## What you have to do
Transcribe every line of the listing below without changing anything, and omit the pictures.

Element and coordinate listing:
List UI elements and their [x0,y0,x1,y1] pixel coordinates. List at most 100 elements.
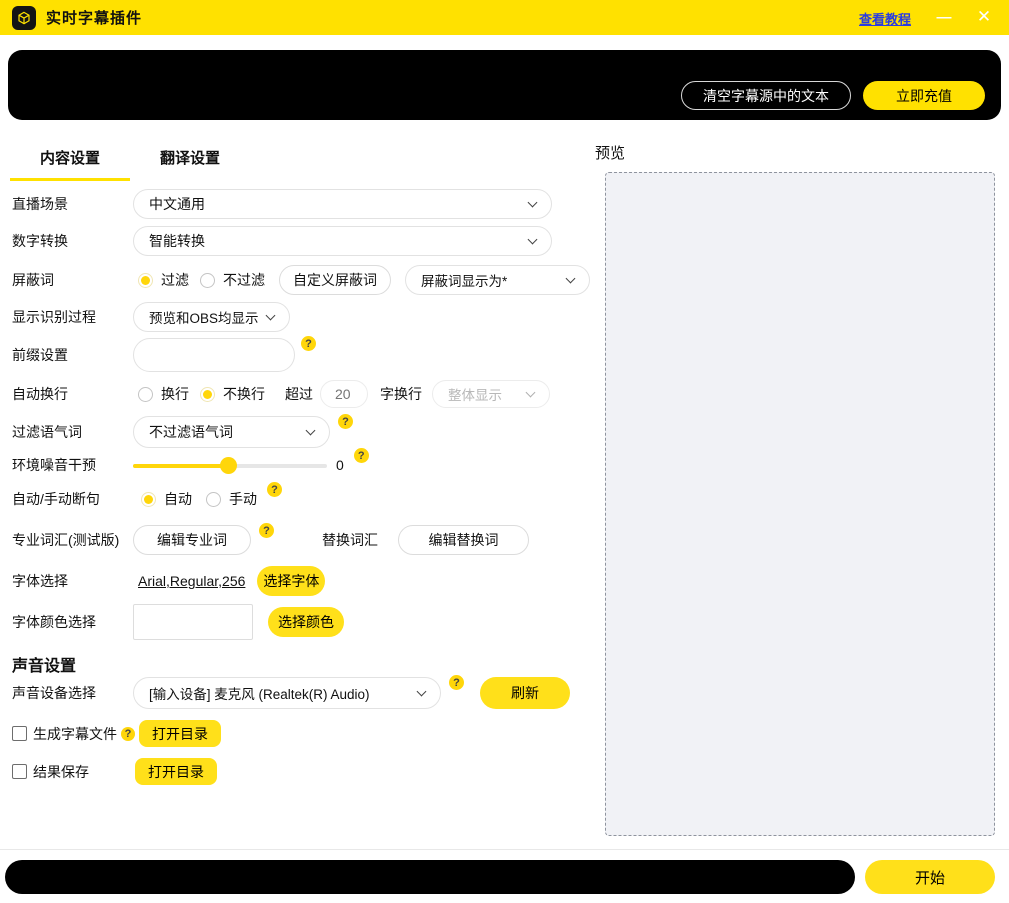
app-title: 实时字幕插件 [46,7,142,28]
font-color-label: 字体颜色选择 [12,612,133,632]
clear-subtitle-source-button[interactable]: 清空字幕源中的文本 [681,81,851,110]
auto-break-radio[interactable] [141,492,156,507]
result-save-label[interactable]: 结果保存 [33,762,89,782]
number-convert-select[interactable]: 智能转换 [133,226,552,256]
filter-fillers-help-icon[interactable]: ? [338,414,353,429]
title-bar: 实时字幕插件 查看教程 — ✕ [0,0,1009,35]
sound-device-select[interactable]: [输入设备] 麦克风 (Realtek(R) Audio) [133,677,441,709]
chevron-down-icon [266,310,276,320]
font-color-input[interactable] [133,604,253,640]
wrap-mode-select[interactable]: 整体显示 [432,380,550,408]
edit-replace-words-button[interactable]: 编辑替换词 [398,525,529,555]
wrap-mode-value: 整体显示 [448,384,502,404]
blocked-words-label: 屏蔽词 [12,270,133,290]
manual-break-radio-label[interactable]: 手动 [229,489,257,509]
top-banner: 清空字幕源中的文本 立即充值 [8,50,1001,120]
wrap-count-input[interactable] [320,380,368,408]
sentence-break-help-icon[interactable]: ? [267,482,282,497]
blocked-display-as-select[interactable]: 屏蔽词显示为* [405,265,590,295]
filter-fillers-select[interactable]: 不过滤语气词 [133,416,330,448]
wrap-suffix-label: 字换行 [380,384,422,404]
noise-help-icon[interactable]: ? [354,448,369,463]
show-process-select[interactable]: 预览和OBS均显示 [133,302,290,332]
prefix-input[interactable] [133,338,295,372]
noise-value: 0 [336,457,344,473]
blocked-display-as-value: 屏蔽词显示为* [421,270,507,290]
noise-slider-fill [133,464,228,468]
chevron-down-icon [528,197,538,207]
open-result-dir-button[interactable]: 打开目录 [135,758,217,785]
filter-fillers-label: 过滤语气词 [12,422,133,442]
blocked-nofilter-radio-label[interactable]: 不过滤 [223,270,265,290]
edit-pro-words-button[interactable]: 编辑专业词 [133,525,251,555]
wrap-radio[interactable] [138,387,153,402]
row-sentence-break: 自动/手动断句 自动 手动 ? [12,484,282,514]
refresh-device-button[interactable]: 刷新 [480,677,570,709]
chevron-down-icon [566,273,576,283]
number-convert-value: 智能转换 [149,231,205,251]
settings-tabs: 内容设置 翻译设置 [10,147,250,181]
row-number-convert: 数字转换 智能转换 [12,226,552,256]
preview-title: 预览 [595,142,625,163]
noise-slider[interactable] [133,457,327,474]
pro-words-help-icon[interactable]: ? [259,523,274,538]
open-subtitle-dir-button[interactable]: 打开目录 [139,720,221,747]
pro-words-label: 专业词汇(测试版) [12,530,133,550]
footer-divider [0,849,1009,850]
row-subtitle-file: 生成字幕文件 ? 打开目录 [12,720,221,747]
row-font-select: 字体选择 Arial,Regular,256 选择字体 [12,566,325,596]
live-scene-value: 中文通用 [149,194,205,214]
choose-color-button[interactable]: 选择颜色 [268,607,344,637]
row-result-save: 结果保存 打开目录 [12,758,217,785]
row-prefix: 前缀设置 ? [12,338,316,372]
row-noise: 环境噪音干预 0 ? [12,450,369,480]
blocked-filter-radio[interactable] [138,273,153,288]
noise-slider-thumb[interactable] [220,457,237,474]
row-show-process: 显示识别过程 预览和OBS均显示 [12,302,290,332]
auto-wrap-label: 自动换行 [12,384,133,404]
nowrap-radio-label[interactable]: 不换行 [223,384,265,404]
nowrap-radio[interactable] [200,387,215,402]
recharge-button[interactable]: 立即充值 [863,81,985,110]
sentence-break-label: 自动/手动断句 [12,489,133,509]
row-filter-fillers: 过滤语气词 不过滤语气词 ? [12,416,353,448]
status-bar [5,860,855,894]
subtitle-file-checkbox[interactable] [12,726,27,741]
row-auto-wrap: 自动换行 换行 不换行 超过 字换行 整体显示 [12,379,550,409]
chevron-down-icon [528,234,538,244]
choose-font-button[interactable]: 选择字体 [257,566,325,596]
chevron-down-icon [306,425,316,435]
manual-break-radio[interactable] [206,492,221,507]
exceed-label: 超过 [285,384,313,404]
tab-translate-settings[interactable]: 翻译设置 [130,147,250,181]
filter-fillers-value: 不过滤语气词 [149,422,233,442]
preview-area [605,172,995,836]
prefix-help-icon[interactable]: ? [301,336,316,351]
close-button[interactable]: ✕ [971,3,997,31]
wrap-radio-label[interactable]: 换行 [161,384,189,404]
row-live-scene: 直播场景 中文通用 [12,189,552,219]
subtitle-file-label[interactable]: 生成字幕文件 [33,724,117,744]
start-button[interactable]: 开始 [865,860,995,894]
row-blocked-words: 屏蔽词 过滤 不过滤 自定义屏蔽词 屏蔽词显示为* [12,265,590,295]
custom-blocked-words-button[interactable]: 自定义屏蔽词 [279,265,391,295]
subtitle-file-help-icon[interactable]: ? [121,727,135,741]
tab-content-settings[interactable]: 内容设置 [10,147,130,181]
row-sound-device: 声音设备选择 [输入设备] 麦克风 (Realtek(R) Audio) ? 刷… [12,677,570,709]
sound-device-help-icon[interactable]: ? [449,675,464,690]
row-font-color: 字体颜色选择 选择颜色 [12,604,344,640]
result-save-checkbox[interactable] [12,764,27,779]
minimize-button[interactable]: — [931,3,957,31]
app-logo-cube-icon [12,6,36,30]
auto-break-radio-label[interactable]: 自动 [164,489,192,509]
blocked-nofilter-radio[interactable] [200,273,215,288]
current-font-link[interactable]: Arial,Regular,256 [138,573,245,589]
sound-settings-header: 声音设置 [12,652,76,676]
blocked-filter-radio-label[interactable]: 过滤 [161,270,189,290]
font-select-label: 字体选择 [12,571,133,591]
view-tutorial-link[interactable]: 查看教程 [859,9,911,28]
show-process-value: 预览和OBS均显示 [149,307,259,327]
sound-device-label: 声音设备选择 [12,683,133,703]
live-scene-select[interactable]: 中文通用 [133,189,552,219]
chevron-down-icon [526,387,536,397]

## Output for this exercise
List UI elements and their [x0,y0,x1,y1] pixel coordinates. List at most 100 elements.
app-title: 实时字幕插件 [46,7,142,28]
font-color-label: 字体颜色选择 [12,612,133,632]
clear-subtitle-source-button[interactable]: 清空字幕源中的文本 [681,81,851,110]
auto-break-radio[interactable] [141,492,156,507]
result-save-label[interactable]: 结果保存 [33,762,89,782]
number-convert-select[interactable]: 智能转换 [133,226,552,256]
filter-fillers-help-icon[interactable]: ? [338,414,353,429]
title-bar: 实时字幕插件 查看教程 — ✕ [0,0,1009,35]
sound-device-select[interactable]: [输入设备] 麦克风 (Realtek(R) Audio) [133,677,441,709]
chevron-down-icon [266,310,276,320]
font-color-input[interactable] [133,604,253,640]
wrap-mode-select[interactable]: 整体显示 [432,380,550,408]
edit-replace-words-button[interactable]: 编辑替换词 [398,525,529,555]
wrap-mode-value: 整体显示 [448,384,502,404]
blocked-words-label: 屏蔽词 [12,270,133,290]
manual-break-radio-label[interactable]: 手动 [229,489,257,509]
top-banner: 清空字幕源中的文本 立即充值 [8,50,1001,120]
wrap-count-input[interactable] [320,380,368,408]
sentence-break-help-icon[interactable]: ? [267,482,282,497]
blocked-display-as-select[interactable]: 屏蔽词显示为* [405,265,590,295]
filter-fillers-select[interactable]: 不过滤语气词 [133,416,330,448]
wrap-suffix-label: 字换行 [380,384,422,404]
noise-help-icon[interactable]: ? [354,448,369,463]
show-process-select[interactable]: 预览和OBS均显示 [133,302,290,332]
prefix-input[interactable] [133,338,295,372]
noise-value: 0 [336,457,344,473]
blocked-display-as-value: 屏蔽词显示为* [421,270,507,290]
noise-slider-fill [133,464,228,468]
chevron-down-icon [528,197,538,207]
open-result-dir-button[interactable]: 打开目录 [135,758,217,785]
filter-fillers-label: 过滤语气词 [12,422,133,442]
blocked-nofilter-radio-label[interactable]: 不过滤 [223,270,265,290]
edit-pro-words-button[interactable]: 编辑专业词 [133,525,251,555]
wrap-radio[interactable] [138,387,153,402]
row-sentence-break: 自动/手动断句 自动 手动 ? [12,484,282,514]
refresh-device-button[interactable]: 刷新 [480,677,570,709]
chevron-down-icon [566,273,576,283]
number-convert-value: 智能转换 [149,231,205,251]
settings-tabs: 内容设置 翻译设置 [10,147,250,181]
row-number-convert: 数字转换 智能转换 [12,226,552,256]
preview-title: 预览 [595,142,625,163]
noise-slider[interactable] [133,457,327,474]
pro-words-help-icon[interactable]: ? [259,523,274,538]
open-subtitle-dir-button[interactable]: 打开目录 [139,720,221,747]
pro-words-label: 专业词汇(测试版) [12,530,133,550]
footer-divider [0,849,1009,850]
row-subtitle-file: 生成字幕文件 ? 打开目录 [12,720,221,747]
row-font-select: 字体选择 Arial,Regular,256 选择字体 [12,566,325,596]
live-scene-value: 中文通用 [149,194,205,214]
choose-color-button[interactable]: 选择颜色 [268,607,344,637]
row-result-save: 结果保存 打开目录 [12,758,217,785]
row-prefix: 前缀设置 ? [12,338,316,372]
row-noise: 环境噪音干预 0 ? [12,450,369,480]
blocked-filter-radio[interactable] [138,273,153,288]
noise-slider-thumb[interactable] [220,457,237,474]
row-show-process: 显示识别过程 预览和OBS均显示 [12,302,290,332]
auto-wrap-label: 自动换行 [12,384,133,404]
nowrap-radio-label[interactable]: 不换行 [223,384,265,404]
nowrap-radio[interactable] [200,387,215,402]
recharge-button[interactable]: 立即充值 [863,81,985,110]
sentence-break-label: 自动/手动断句 [12,489,133,509]
row-filter-fillers: 过滤语气词 不过滤语气词 ? [12,416,353,448]
status-bar [5,860,855,894]
subtitle-file-checkbox[interactable] [12,726,27,741]
row-auto-wrap: 自动换行 换行 不换行 超过 字换行 整体显示 [12,379,550,409]
chevron-down-icon [528,234,538,244]
choose-font-button[interactable]: 选择字体 [257,566,325,596]
chevron-down-icon [306,425,316,435]
manual-break-radio[interactable] [206,492,221,507]
exceed-label: 超过 [285,384,313,404]
tab-translate-settings[interactable]: 翻译设置 [130,147,250,181]
filter-fillers-value: 不过滤语气词 [149,422,233,442]
preview-area [605,172,995,836]
prefix-help-icon[interactable]: ? [301,336,316,351]
close-button[interactable]: ✕ [971,3,997,31]
wrap-radio-label[interactable]: 换行 [161,384,189,404]
row-live-scene: 直播场景 中文通用 [12,189,552,219]
subtitle-file-label[interactable]: 生成字幕文件 [33,724,117,744]
start-button[interactable]: 开始 [865,860,995,894]
row-blocked-words: 屏蔽词 过滤 不过滤 自定义屏蔽词 屏蔽词显示为* [12,265,590,295]
custom-blocked-words-button[interactable]: 自定义屏蔽词 [279,265,391,295]
subtitle-file-help-icon[interactable]: ? [121,727,135,741]
tab-content-settings[interactable]: 内容设置 [10,147,130,181]
row-sound-device: 声音设备选择 [输入设备] 麦克风 (Realtek(R) Audio) ? 刷… [12,677,570,709]
sound-device-help-icon[interactable]: ? [449,675,464,690]
row-font-color: 字体颜色选择 选择颜色 [12,604,344,640]
result-save-checkbox[interactable] [12,764,27,779]
minimize-button[interactable]: — [931,3,957,31]
app-logo-cube-icon [12,6,36,30]
auto-break-radio-label[interactable]: 自动 [164,489,192,509]
blocked-nofilter-radio[interactable] [200,273,215,288]
current-font-link[interactable]: Arial,Regular,256 [138,573,245,589]
sound-settings-header: 声音设置 [12,652,76,676]
blocked-filter-radio-label[interactable]: 过滤 [161,270,189,290]
font-select-label: 字体选择 [12,571,133,591]
view-tutorial-link[interactable]: 查看教程 [859,9,911,28]
show-process-value: 预览和OBS均显示 [149,307,259,327]
sound-device-label: 声音设备选择 [12,683,133,703]
live-scene-select[interactable]: 中文通用 [133,189,552,219]
chevron-down-icon [526,387,536,397]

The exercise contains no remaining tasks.